## START
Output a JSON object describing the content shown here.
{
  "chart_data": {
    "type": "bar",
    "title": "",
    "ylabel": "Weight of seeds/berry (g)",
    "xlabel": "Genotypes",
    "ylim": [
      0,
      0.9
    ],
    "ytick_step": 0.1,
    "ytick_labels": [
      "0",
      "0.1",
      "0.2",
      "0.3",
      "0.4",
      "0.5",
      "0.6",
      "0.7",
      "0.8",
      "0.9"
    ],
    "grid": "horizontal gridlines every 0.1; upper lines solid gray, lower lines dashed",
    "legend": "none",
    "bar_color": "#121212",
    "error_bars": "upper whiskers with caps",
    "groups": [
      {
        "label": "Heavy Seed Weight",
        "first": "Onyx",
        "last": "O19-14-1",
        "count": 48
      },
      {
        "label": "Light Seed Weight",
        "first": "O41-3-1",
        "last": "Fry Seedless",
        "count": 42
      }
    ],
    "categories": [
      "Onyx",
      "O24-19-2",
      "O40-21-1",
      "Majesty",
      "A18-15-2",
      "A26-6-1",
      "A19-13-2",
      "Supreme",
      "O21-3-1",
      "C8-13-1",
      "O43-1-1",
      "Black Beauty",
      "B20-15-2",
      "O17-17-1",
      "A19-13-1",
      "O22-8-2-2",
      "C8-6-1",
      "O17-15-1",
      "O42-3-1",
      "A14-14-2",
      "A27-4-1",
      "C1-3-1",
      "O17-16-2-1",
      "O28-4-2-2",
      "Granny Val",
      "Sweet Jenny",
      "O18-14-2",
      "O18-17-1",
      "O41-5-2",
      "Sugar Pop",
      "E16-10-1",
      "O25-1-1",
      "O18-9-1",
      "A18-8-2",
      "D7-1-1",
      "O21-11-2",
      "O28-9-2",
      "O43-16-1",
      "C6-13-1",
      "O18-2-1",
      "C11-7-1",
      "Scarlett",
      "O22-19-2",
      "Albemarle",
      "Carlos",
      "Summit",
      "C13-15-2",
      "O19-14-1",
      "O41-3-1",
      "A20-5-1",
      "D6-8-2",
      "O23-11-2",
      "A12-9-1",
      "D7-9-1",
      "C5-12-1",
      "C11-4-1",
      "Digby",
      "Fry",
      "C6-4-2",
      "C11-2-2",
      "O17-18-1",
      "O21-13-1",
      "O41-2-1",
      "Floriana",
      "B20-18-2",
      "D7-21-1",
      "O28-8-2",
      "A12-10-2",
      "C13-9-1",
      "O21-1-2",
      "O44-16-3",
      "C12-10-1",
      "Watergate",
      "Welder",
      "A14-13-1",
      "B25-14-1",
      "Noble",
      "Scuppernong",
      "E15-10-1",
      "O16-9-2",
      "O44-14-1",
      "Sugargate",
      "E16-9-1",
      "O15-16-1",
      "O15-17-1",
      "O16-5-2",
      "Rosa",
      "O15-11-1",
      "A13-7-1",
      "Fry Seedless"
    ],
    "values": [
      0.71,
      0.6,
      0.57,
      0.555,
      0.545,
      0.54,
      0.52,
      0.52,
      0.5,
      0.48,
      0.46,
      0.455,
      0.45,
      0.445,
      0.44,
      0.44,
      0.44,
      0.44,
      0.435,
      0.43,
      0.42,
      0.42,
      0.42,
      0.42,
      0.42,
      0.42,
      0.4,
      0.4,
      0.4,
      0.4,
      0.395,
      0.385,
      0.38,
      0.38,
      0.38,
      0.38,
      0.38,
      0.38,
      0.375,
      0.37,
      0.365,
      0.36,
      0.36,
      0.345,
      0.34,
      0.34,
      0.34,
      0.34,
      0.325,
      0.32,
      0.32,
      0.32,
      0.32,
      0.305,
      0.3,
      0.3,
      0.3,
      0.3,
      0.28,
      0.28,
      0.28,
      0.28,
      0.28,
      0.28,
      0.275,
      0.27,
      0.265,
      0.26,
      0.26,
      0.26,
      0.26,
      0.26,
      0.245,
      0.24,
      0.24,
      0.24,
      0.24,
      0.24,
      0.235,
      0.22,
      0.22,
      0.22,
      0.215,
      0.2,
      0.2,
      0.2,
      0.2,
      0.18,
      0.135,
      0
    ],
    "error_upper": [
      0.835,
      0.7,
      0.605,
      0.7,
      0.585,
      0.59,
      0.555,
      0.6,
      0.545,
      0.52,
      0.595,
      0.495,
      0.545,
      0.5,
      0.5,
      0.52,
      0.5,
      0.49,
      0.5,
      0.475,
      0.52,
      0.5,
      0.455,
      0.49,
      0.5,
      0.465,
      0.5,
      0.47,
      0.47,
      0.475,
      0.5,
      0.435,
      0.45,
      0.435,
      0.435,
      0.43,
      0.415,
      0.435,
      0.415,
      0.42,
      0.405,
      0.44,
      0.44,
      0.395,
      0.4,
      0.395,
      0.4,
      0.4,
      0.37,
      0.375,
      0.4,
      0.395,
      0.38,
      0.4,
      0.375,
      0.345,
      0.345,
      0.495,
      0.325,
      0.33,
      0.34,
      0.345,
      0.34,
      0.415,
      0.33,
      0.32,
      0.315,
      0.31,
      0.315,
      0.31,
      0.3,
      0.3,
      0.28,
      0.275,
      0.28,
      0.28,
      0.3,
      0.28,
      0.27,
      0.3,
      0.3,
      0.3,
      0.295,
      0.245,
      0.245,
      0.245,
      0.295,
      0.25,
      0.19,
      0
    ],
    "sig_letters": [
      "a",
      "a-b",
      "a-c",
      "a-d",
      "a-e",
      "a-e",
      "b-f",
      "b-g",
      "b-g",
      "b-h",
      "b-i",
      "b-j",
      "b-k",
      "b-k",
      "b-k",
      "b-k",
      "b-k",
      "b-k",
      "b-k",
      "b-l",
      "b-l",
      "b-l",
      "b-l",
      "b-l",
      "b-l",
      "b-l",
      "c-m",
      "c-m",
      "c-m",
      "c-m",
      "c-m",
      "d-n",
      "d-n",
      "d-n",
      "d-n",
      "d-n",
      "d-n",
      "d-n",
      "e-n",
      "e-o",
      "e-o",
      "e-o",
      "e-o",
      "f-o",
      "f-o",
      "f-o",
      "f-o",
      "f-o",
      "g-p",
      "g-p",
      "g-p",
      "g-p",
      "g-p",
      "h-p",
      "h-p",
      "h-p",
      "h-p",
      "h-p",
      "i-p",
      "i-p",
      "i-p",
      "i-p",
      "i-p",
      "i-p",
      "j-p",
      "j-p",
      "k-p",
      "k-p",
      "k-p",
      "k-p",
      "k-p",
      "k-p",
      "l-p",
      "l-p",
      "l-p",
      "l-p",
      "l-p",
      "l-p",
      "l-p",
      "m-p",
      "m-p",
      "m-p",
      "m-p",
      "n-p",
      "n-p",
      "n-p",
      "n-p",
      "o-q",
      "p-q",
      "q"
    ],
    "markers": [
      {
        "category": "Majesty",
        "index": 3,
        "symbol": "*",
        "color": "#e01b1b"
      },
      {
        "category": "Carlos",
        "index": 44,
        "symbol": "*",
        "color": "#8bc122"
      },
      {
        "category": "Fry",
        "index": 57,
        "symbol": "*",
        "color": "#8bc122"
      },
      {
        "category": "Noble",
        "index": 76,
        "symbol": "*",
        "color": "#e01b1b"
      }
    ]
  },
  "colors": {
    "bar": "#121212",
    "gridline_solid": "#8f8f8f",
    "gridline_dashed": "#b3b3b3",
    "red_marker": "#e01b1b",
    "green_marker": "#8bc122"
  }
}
## END
List all lines holding the string "category".

◆ Solution to this exercise
        "category": "Majesty",
        "category": "Carlos",
        "category": "Fry",
        "category": "Noble",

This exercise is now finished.